- [Exercise aim] Please print every record below exactly as it appears.

## Begin Given data

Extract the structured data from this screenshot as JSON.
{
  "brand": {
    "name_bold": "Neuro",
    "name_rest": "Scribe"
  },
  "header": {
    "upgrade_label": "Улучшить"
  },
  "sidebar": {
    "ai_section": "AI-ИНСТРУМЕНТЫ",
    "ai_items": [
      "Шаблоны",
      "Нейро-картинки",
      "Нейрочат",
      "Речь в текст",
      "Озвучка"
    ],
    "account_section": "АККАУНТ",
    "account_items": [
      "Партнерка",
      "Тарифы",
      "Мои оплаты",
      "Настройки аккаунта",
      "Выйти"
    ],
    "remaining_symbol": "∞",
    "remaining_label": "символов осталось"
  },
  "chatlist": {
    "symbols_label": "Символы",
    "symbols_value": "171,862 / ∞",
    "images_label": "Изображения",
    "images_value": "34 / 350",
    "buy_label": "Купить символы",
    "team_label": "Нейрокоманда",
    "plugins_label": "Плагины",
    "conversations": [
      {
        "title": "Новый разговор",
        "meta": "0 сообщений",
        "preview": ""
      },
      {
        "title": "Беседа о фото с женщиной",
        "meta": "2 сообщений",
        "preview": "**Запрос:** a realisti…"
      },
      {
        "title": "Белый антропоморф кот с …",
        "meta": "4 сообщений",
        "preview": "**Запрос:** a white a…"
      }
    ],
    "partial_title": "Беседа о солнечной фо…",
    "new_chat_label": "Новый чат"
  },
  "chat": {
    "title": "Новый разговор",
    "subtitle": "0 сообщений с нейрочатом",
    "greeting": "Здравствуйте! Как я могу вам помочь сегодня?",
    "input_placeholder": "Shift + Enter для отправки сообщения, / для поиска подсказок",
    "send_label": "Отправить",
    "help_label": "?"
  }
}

## End Given data

- [Written answer]
Extract the structured data from this screenshot as JSON.
{
  "brand": {
    "name_bold": "Neuro",
    "name_rest": "Scribe"
  },
  "header": {
    "upgrade_label": "Улучшить"
  },
  "sidebar": {
    "ai_section": "AI-ИНСТРУМЕНТЫ",
    "ai_items": [
      "Шаблоны",
      "Нейро-картинки",
      "Нейрочат",
      "Речь в текст",
      "Озвучка"
    ],
    "account_section": "АККАУНТ",
    "account_items": [
      "Партнерка",
      "Тарифы",
      "Мои оплаты",
      "Настройки аккаунта",
      "Выйти"
    ],
    "remaining_symbol": "∞",
    "remaining_label": "символов осталось"
  },
  "chatlist": {
    "symbols_label": "Символы",
    "symbols_value": "171,862 / ∞",
    "images_label": "Изображения",
    "images_value": "34 / 350",
    "buy_label": "Купить символы",
    "team_label": "Нейрокоманда",
    "plugins_label": "Плагины",
    "conversations": [
      {
        "title": "Новый разговор",
        "meta": "0 сообщений",
        "preview": ""
      },
      {
        "title": "Беседа о фото с женщиной",
        "meta": "2 сообщений",
        "preview": "**Запрос:** a realisti…"
      },
      {
        "title": "Белый антропоморф кот с …",
        "meta": "4 сообщений",
        "preview": "**Запрос:** a white a…"
      }
    ],
    "partial_title": "Беседа о солнечной фо…",
    "new_chat_label": "Новый чат"
  },
  "chat": {
    "title": "Новый разговор",
    "subtitle": "0 сообщений с нейрочатом",
    "greeting": "Здравствуйте! Как я могу вам помочь сегодня?",
    "input_placeholder": "Shift + Enter для отправки сообщения, / для поиска подсказок",
    "send_label": "Отправить",
    "help_label": "?"
  }
}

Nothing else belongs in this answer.